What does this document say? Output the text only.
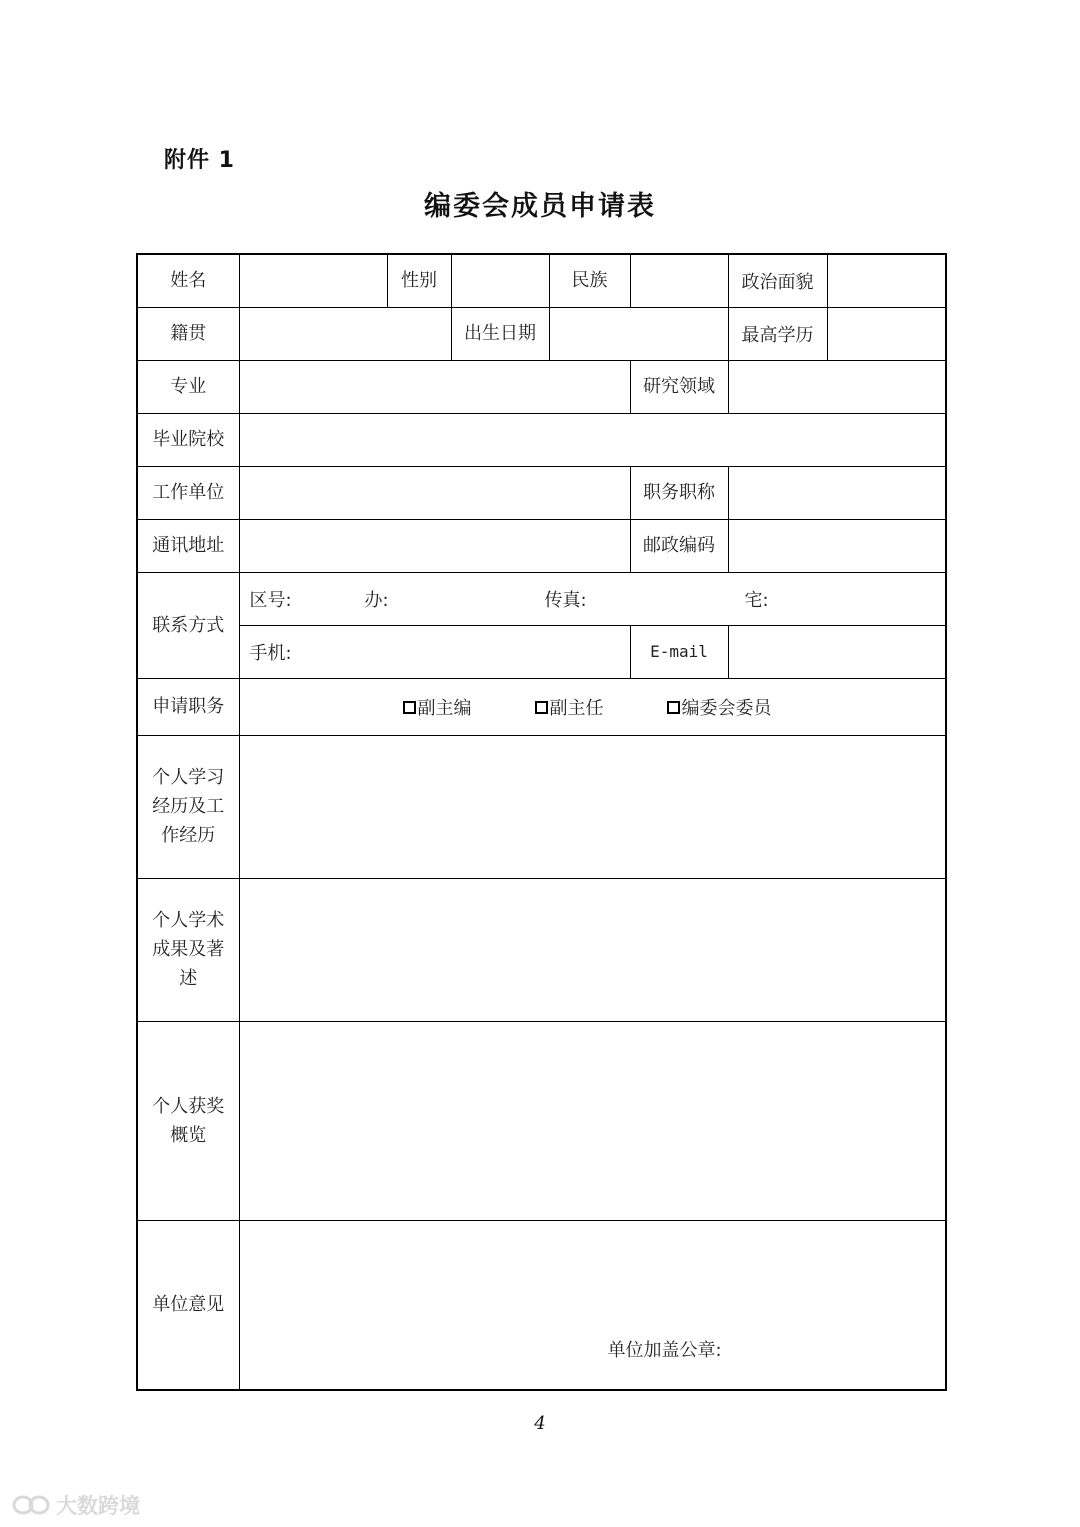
附件 1
编委会成员申请表
姓名		性别		民族		政治面貌

籍贯			出生日期			最高学历

专业					研究领域	
毕业院校						
工作单位					职务职称	
通讯地址					邮政编码	
联系方式	区号: 办: 传真: 宅:					

	手机:				E-mail	
申请职务	副主编 副主任 编委会委员					

个人学习经历及工作经历						

个人学术成果及著述						

个人获奖概览						

单位意见	单位加盖公章:					
4
大数跨境
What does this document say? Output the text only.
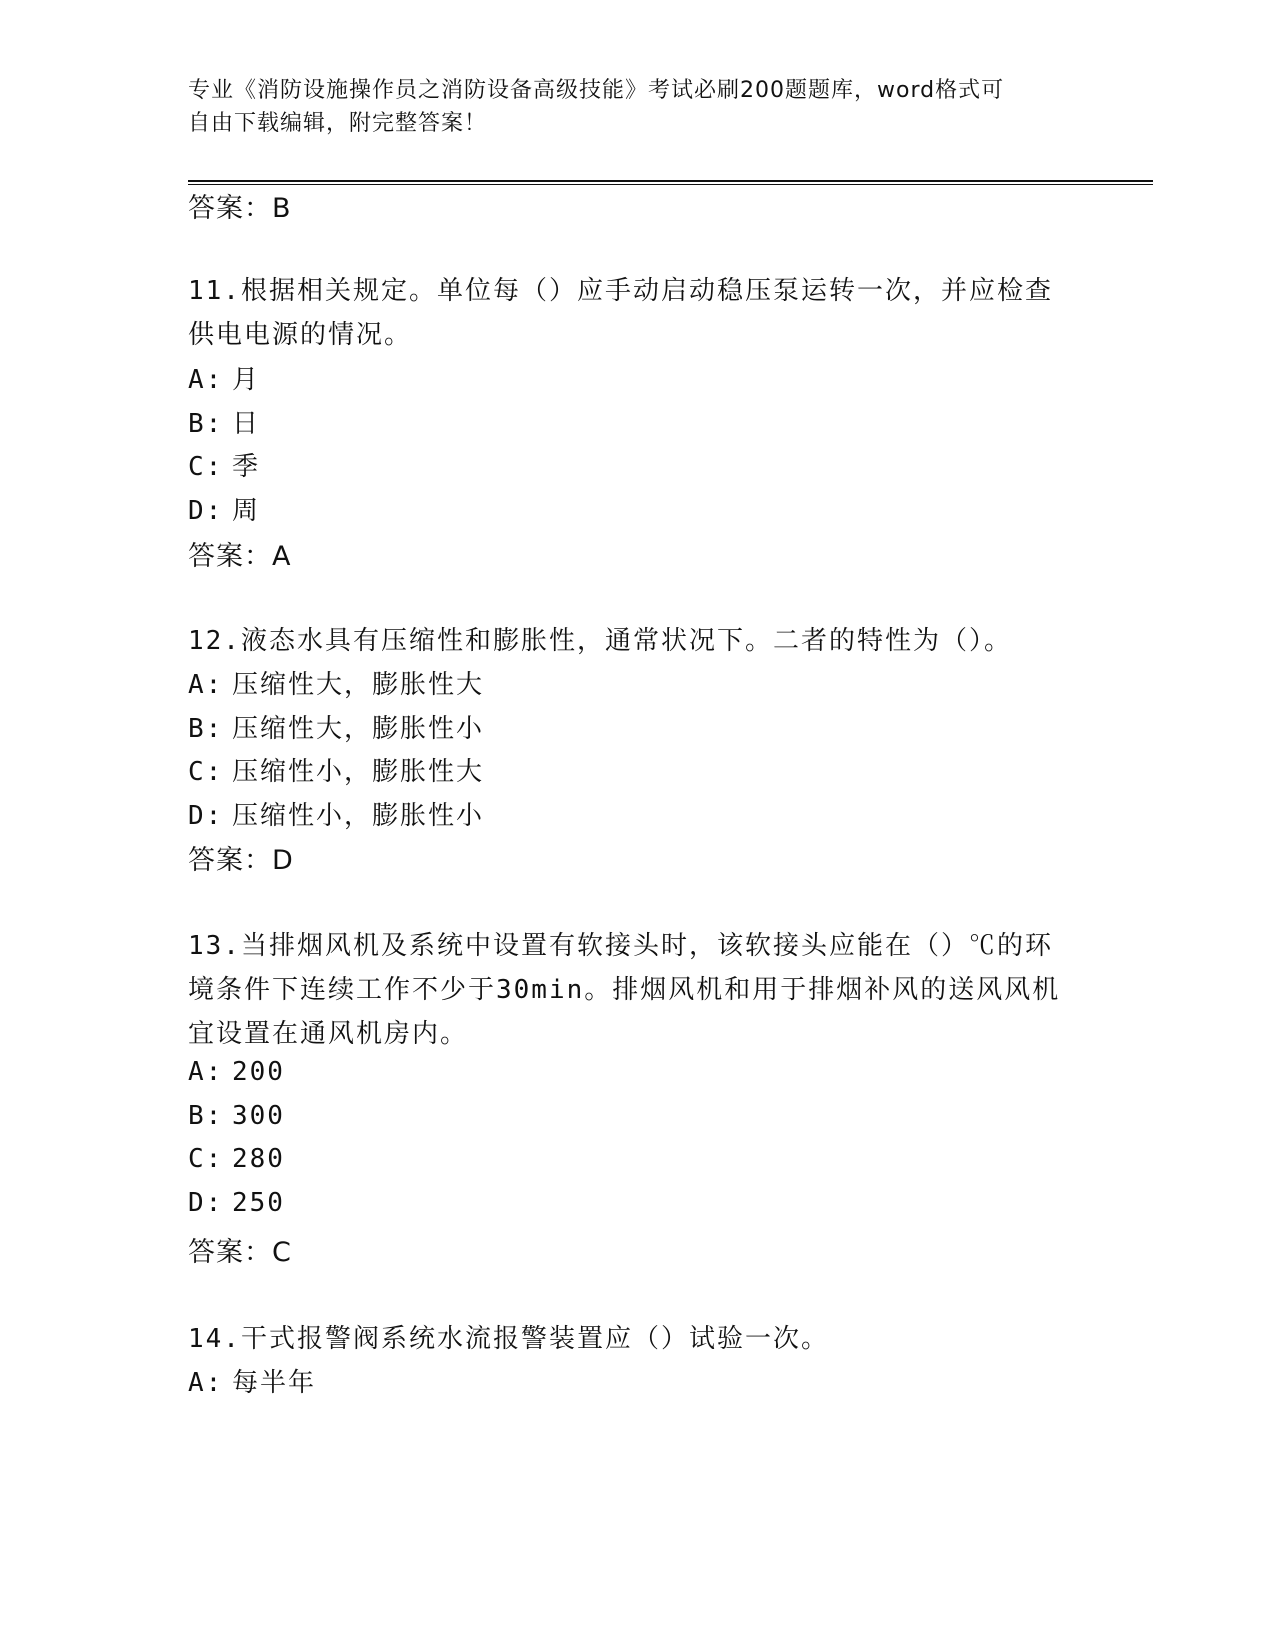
专业《消防设施操作员之消防设备高级技能》考试必刷200题题库，word格式可
自由下载编辑，附完整答案！
答案：B
11.根据相关规定。单位每（）应手动启动稳压泵运转一次，并应检查
供电电源的情况。
A: 月
B: 日
C: 季
D: 周
答案：A
12.液态水具有压缩性和膨胀性，通常状况下。二者的特性为（）。
A: 压缩性大，膨胀性大
B: 压缩性大，膨胀性小
C: 压缩性小，膨胀性大
D: 压缩性小，膨胀性小
答案：D
13.当排烟风机及系统中设置有软接头时，该软接头应能在（）℃的环
境条件下连续工作不少于30min。排烟风机和用于排烟补风的送风风机
宜设置在通风机房内。
A: 200
B: 300
C: 280
D: 250
答案：C
14.干式报警阀系统水流报警装置应（）试验一次。
A: 每半年
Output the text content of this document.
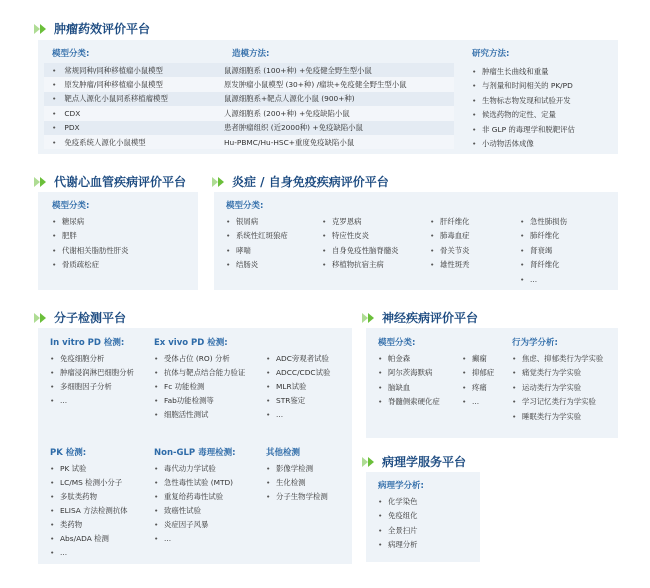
肿瘤药效评价平台
模型分类:	造模方法:	研究方法:
• 常规同种/同种移植瘤小鼠模型	鼠源细胞系 (100+种) +免疫健全野生型小鼠
• 原发肿瘤/同种移植瘤小鼠模型	原发肿瘤小鼠模型 (30+种) /瘤块+免疫健全野生型小鼠
• 靶点人源化小鼠同系移植瘤模型	鼠源细胞系+靶点人源化小鼠 (900+种)
• CDX	人源细胞系 (200+种) +免疫缺陷小鼠
• PDX	患者肿瘤组织 (近2000种) +免疫缺陷小鼠
• 免疫系统人源化小鼠模型	Hu-PBMC/Hu-HSC+重度免疫缺陷小鼠
• 肿瘤生长曲线和重量
• 与剂量和时间相关的 PK/PD
• 生物标志物发现和试验开发
• 候选药物的定性、定量
• 非 GLP 的毒理学和脱靶评估
• 小动物活体成像
代谢心血管疾病评价平台
模型分类:
• 糖尿病
• 肥胖
• 代谢相关脂肪性肝炎
• 骨质疏松症
炎症 / 自身免疫疾病评价平台
模型分类:
• 银屑病
• 系统性红斑狼疮
• 哮喘
• 结肠炎
• 克罗恩病
• 特应性皮炎
• 自身免疫性脑脊髓炎
• 移植物抗宿主病
• 肝纤维化
• 肺毒血症
• 骨关节炎
• 雄性斑秃
• 急性肺损伤
• 肺纤维化
• 肾衰竭
• 肾纤维化
• ...
分子检测平台
In vitro PD 检测:
• 免疫细胞分析
• 肿瘤浸润淋巴细胞分析
• 多细胞因子分析
• ...
Ex vivo PD 检测:
• 受体占位 (RO) 分析
• 抗体与靶点结合能力验证
• Fc 功能检测
• Fab功能检测等
• 细胞活性测试
• ADC旁观者试验
• ADCC/CDC试验
• MLR试验
• STR鉴定
• ...
PK 检测:
• PK 试验
• LC/MS 检测小分子
• 多肽类药物
• ELISA 方法检测抗体
• 类药物
• Abs/ADA 检测
• ...
Non-GLP 毒理检测:
• 毒代动力学试验
• 急性毒性试验 (MTD)
• 重复给药毒性试验
• 致癌性试验
• 炎症因子风暴
• ...
其他检测
• 影像学检测
• 生化检测
• 分子生物学检测
神经疾病评价平台
模型分类:
• 帕金森
• 阿尔茨海默病
• 脑缺血
• 脊髓侧索硬化症
• 癫痫
• 抑郁症
• 疼痛
• ...
行为学分析:
• 焦虑、抑郁类行为学实验
• 痛觉类行为学实验
• 运动类行为学实验
• 学习记忆类行为学实验
• 睡眠类行为学实验
病理学服务平台
病理学分析:
• 化学染色
• 免疫组化
• 全景扫片
• 病理分析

## Instructions for the task:
Repeat every record precisely. Any picture among them stays out of the copy.

## Expected answer:
What does this document say? Output the text only.
附件 1
编委会成员申请表
姓名		性别		民族		政治面貌

籍贯			出生日期			最高学历

专业					研究领域	
毕业院校						
工作单位					职务职称	
通讯地址					邮政编码	
联系方式	区号: 办: 传真: 宅:					

	手机:				E-mail	
申请职务	副主编 副主任 编委会委员					

个人学习经历及工作经历						

个人学术成果及著述						

个人获奖概览						

单位意见	单位加盖公章:					
4
大数跨境
What does this document say? Output the text only.
专业《消防设施操作员之消防设备高级技能》考试必刷200题题库，word格式可
自由下载编辑，附完整答案！
答案：B
11.根据相关规定。单位每（）应手动启动稳压泵运转一次，并应检查
供电电源的情况。
A: 月
B: 日
C: 季
D: 周
答案：A
12.液态水具有压缩性和膨胀性，通常状况下。二者的特性为（）。
A: 压缩性大，膨胀性大
B: 压缩性大，膨胀性小
C: 压缩性小，膨胀性大
D: 压缩性小，膨胀性小
答案：D
13.当排烟风机及系统中设置有软接头时，该软接头应能在（）℃的环
境条件下连续工作不少于30min。排烟风机和用于排烟补风的送风风机
宜设置在通风机房内。
A: 200
B: 300
C: 280
D: 250
答案：C
14.干式报警阀系统水流报警装置应（）试验一次。
A: 每半年
Output the text content of this document.
肿瘤药效评价平台
模型分类:	造模方法:	研究方法:
• 常规同种/同种移植瘤小鼠模型	鼠源细胞系 (100+种) +免疫健全野生型小鼠
• 原发肿瘤/同种移植瘤小鼠模型	原发肿瘤小鼠模型 (30+种) /瘤块+免疫健全野生型小鼠
• 靶点人源化小鼠同系移植瘤模型	鼠源细胞系+靶点人源化小鼠 (900+种)
• CDX	人源细胞系 (200+种) +免疫缺陷小鼠
• PDX	患者肿瘤组织 (近2000种) +免疫缺陷小鼠
• 免疫系统人源化小鼠模型	Hu-PBMC/Hu-HSC+重度免疫缺陷小鼠
• 肿瘤生长曲线和重量
• 与剂量和时间相关的 PK/PD
• 生物标志物发现和试验开发
• 候选药物的定性、定量
• 非 GLP 的毒理学和脱靶评估
• 小动物活体成像
代谢心血管疾病评价平台
模型分类:
• 糖尿病
• 肥胖
• 代谢相关脂肪性肝炎
• 骨质疏松症
炎症 / 自身免疫疾病评价平台
模型分类:
• 银屑病
• 系统性红斑狼疮
• 哮喘
• 结肠炎
• 克罗恩病
• 特应性皮炎
• 自身免疫性脑脊髓炎
• 移植物抗宿主病
• 肝纤维化
• 肺毒血症
• 骨关节炎
• 雄性斑秃
• 急性肺损伤
• 肺纤维化
• 肾衰竭
• 肾纤维化
• ...
分子检测平台
In vitro PD 检测:
• 免疫细胞分析
• 肿瘤浸润淋巴细胞分析
• 多细胞因子分析
• ...
Ex vivo PD 检测:
• 受体占位 (RO) 分析
• 抗体与靶点结合能力验证
• Fc 功能检测
• Fab功能检测等
• 细胞活性测试
• ADC旁观者试验
• ADCC/CDC试验
• MLR试验
• STR鉴定
• ...
PK 检测:
• PK 试验
• LC/MS 检测小分子
• 多肽类药物
• ELISA 方法检测抗体
• 类药物
• Abs/ADA 检测
• ...
Non-GLP 毒理检测:
• 毒代动力学试验
• 急性毒性试验 (MTD)
• 重复给药毒性试验
• 致癌性试验
• 炎症因子风暴
• ...
其他检测
• 影像学检测
• 生化检测
• 分子生物学检测
神经疾病评价平台
模型分类:
• 帕金森
• 阿尔茨海默病
• 脑缺血
• 脊髓侧索硬化症
• 癫痫
• 抑郁症
• 疼痛
• ...
行为学分析:
• 焦虑、抑郁类行为学实验
• 痛觉类行为学实验
• 运动类行为学实验
• 学习记忆类行为学实验
• 睡眠类行为学实验
病理学服务平台
病理学分析:
• 化学染色
• 免疫组化
• 全景扫片
• 病理分析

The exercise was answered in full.